■ **PEDIDOS**
1/ Traduza para inglês a frase «Os heróis de Fleck morreram quando o esfaquearam pelas costas.», retirada do texto sobre Fleck.
2/ Prossiga o texto sobre Fleck a partir da última frase apresentada.

■ **TEXTO FORNECIDO**
----------

Gradualmente, e sem misericórdia, tudo aquilo que sustenta a vida precária de Fleck foi desmoronando em virtude das facadas. Os heróis de Fleck morreram quando o esfaquearam pelas costas. A conspiração de detalhes esfumou-se. Caiu-lhe a máscara, fundiu-se ao palhaço. Chegara o derradeiro momento: exibir aquilo que o ser humano esconde sob todas as inúmeras máscaras: o rosto precário, para pedir de empréstimo um termo de Eugénio de Andrade.
A loucura atirou para longe o manto colectivo que tenta abafar o fogo interior das paixões que, de uma maneira ou de outra, nos acabarão por consumir.

----------

■ **LINHAS EM BRUTO**

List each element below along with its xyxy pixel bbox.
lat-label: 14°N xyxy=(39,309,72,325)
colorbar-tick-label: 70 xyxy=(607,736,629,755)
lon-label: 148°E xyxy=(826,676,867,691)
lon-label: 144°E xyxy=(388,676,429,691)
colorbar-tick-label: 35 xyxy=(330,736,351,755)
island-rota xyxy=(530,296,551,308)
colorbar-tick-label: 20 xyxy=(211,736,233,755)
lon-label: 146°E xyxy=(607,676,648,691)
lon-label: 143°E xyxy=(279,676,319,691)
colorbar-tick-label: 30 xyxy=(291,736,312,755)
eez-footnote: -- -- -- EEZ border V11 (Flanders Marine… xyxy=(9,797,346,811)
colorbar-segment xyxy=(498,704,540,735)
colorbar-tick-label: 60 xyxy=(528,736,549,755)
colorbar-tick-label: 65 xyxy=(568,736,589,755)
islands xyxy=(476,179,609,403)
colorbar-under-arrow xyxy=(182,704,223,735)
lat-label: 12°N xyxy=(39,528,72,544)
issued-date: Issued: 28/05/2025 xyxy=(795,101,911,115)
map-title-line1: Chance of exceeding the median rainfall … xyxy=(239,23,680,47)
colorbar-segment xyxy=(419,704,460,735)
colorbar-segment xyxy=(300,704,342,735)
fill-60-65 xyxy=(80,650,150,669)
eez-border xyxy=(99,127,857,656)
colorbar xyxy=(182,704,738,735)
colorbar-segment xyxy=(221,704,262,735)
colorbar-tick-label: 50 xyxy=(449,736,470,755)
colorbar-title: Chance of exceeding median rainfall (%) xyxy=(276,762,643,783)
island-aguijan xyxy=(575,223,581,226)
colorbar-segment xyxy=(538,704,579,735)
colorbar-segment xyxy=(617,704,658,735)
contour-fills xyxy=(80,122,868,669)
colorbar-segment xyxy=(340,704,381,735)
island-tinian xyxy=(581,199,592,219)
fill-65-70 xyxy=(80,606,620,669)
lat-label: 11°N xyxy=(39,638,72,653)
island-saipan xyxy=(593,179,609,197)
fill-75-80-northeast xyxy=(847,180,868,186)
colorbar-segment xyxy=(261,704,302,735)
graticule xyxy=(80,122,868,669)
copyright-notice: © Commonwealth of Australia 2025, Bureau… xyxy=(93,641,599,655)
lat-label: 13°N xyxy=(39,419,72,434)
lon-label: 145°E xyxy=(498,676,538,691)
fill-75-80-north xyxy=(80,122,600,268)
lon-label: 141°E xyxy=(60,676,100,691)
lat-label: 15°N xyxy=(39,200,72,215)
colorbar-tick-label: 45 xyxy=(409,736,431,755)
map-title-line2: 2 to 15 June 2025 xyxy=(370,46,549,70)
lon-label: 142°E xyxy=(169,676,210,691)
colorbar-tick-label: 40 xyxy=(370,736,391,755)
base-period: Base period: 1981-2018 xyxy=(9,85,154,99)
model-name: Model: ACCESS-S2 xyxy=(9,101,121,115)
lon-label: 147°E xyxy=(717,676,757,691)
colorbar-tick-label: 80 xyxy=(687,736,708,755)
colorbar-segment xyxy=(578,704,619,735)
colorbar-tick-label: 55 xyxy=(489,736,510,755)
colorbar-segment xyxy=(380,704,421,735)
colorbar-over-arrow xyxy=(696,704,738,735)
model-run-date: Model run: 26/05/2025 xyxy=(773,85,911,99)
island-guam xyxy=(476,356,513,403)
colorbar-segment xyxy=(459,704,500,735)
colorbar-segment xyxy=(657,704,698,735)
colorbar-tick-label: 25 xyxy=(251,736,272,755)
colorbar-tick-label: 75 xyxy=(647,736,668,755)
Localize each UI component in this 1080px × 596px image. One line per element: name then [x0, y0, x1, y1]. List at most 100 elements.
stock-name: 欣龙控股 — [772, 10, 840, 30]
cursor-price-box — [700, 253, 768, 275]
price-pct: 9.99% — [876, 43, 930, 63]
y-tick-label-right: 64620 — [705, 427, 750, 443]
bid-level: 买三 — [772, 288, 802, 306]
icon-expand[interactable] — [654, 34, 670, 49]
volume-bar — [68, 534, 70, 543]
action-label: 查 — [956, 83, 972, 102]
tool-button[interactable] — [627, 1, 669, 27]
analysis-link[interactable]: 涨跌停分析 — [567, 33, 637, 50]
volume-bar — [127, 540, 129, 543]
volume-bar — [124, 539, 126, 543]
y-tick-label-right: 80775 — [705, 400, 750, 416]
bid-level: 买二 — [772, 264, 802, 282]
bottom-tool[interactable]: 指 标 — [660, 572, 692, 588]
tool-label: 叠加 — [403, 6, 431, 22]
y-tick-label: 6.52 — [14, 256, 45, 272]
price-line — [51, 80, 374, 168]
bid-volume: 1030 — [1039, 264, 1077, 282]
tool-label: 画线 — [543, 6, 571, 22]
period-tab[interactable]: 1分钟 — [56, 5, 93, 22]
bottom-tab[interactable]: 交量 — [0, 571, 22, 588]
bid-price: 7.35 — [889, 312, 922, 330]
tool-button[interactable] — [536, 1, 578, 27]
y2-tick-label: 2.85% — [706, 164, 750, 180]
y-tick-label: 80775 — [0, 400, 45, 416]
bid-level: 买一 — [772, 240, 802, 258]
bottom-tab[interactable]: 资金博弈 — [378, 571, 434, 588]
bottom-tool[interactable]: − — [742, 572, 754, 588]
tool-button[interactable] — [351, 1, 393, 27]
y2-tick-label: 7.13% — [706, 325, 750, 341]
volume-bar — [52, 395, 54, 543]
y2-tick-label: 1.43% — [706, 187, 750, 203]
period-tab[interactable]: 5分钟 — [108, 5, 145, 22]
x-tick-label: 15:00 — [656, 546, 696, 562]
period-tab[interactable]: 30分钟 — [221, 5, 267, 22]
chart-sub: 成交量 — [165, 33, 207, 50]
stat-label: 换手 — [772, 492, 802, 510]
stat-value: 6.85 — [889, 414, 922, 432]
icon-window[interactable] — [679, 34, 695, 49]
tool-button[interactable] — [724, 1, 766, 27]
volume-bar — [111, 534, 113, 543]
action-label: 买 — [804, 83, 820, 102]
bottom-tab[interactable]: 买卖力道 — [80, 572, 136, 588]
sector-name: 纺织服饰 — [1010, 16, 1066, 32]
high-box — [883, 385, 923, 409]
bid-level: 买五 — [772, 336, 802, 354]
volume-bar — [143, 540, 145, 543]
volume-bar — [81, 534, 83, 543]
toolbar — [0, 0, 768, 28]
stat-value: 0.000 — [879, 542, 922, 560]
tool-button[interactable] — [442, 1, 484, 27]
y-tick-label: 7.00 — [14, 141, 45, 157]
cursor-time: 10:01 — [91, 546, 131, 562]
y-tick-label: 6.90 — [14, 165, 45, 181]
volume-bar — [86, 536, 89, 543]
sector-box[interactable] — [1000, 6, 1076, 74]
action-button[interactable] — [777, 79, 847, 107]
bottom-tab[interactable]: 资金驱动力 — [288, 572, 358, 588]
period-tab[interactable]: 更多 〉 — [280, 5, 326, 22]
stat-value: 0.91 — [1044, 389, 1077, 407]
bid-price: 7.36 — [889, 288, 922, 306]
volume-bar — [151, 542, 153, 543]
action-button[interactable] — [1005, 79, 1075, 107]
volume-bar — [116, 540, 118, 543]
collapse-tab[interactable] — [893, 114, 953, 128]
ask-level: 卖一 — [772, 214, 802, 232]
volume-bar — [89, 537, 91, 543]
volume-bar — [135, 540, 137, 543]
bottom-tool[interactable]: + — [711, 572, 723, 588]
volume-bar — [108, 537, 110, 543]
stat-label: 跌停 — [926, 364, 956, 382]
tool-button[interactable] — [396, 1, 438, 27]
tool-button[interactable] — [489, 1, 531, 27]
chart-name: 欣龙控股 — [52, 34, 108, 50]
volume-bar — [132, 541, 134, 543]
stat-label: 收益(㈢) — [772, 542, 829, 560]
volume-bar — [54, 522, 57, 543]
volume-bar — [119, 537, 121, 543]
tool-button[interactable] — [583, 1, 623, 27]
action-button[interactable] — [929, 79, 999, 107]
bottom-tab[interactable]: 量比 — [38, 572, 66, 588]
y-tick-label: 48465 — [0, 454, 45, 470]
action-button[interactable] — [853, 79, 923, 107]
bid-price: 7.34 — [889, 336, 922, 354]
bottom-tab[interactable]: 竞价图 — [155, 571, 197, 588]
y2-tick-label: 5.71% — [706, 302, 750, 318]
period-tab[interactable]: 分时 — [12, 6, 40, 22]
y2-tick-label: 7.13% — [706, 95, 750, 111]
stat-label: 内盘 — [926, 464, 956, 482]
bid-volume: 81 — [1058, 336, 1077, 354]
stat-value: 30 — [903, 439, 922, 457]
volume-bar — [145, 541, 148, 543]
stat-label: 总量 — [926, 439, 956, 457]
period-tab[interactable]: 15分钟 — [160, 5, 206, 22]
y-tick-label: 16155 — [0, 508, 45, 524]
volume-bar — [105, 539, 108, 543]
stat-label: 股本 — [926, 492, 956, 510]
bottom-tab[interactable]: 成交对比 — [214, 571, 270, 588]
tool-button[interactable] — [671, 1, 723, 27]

----------

■ **AS RESPOSTAS**
1/ Fleck's heroes died when they stabbed him in the back.

2/
A tensão nunca se afasta muito. Sentimo-la a percorrer o labirinto subterrâneo de nós mesmos, principiam a aparecer, aqui e ali, no olhar, nos tiques, no discurso, fendas no nosso eu. Aquilo que somos é frágil, estupidamente frágil; nos piores dias, podemos ser quebrados por uma brisa. Em situações limite, somos palco de uma luta, jaulas no interior das quais esbracejam loucos, pondo à prova a resistência do cárcere. Por vezes o louco selado dentro de nós solta-se. Umas vezes conseguimos capturá-lo e tudo volta mais ou menos ao normal, se bem que persistirá, vívido, o episódio em que fracassámos como guarda. Lançamo-nos em demandas infindas no intuito de tentar perceber o porquê da jaula ter cedido. Não há nada para perceber. Tal como o mundo, o manto está coberto por uma fina crosta. Sob a aparente tranquilidade existe o reino turbulento dos metais em ignição. Onde a crosta é mais frágil costumam nascer vulcões. Aqui acaba a relação entre Homem e mundo. No caso do Homem, este precisa de exorcizar futuras explosões. Necessita de esconjurar uma catástrofe que se avizinha e da qual já sentiu réplicas enfermiças. O riso é um dos rituais de exorcismo. Quando este falha, a coisa muda de figura, a razão começa a cantarolar o fim.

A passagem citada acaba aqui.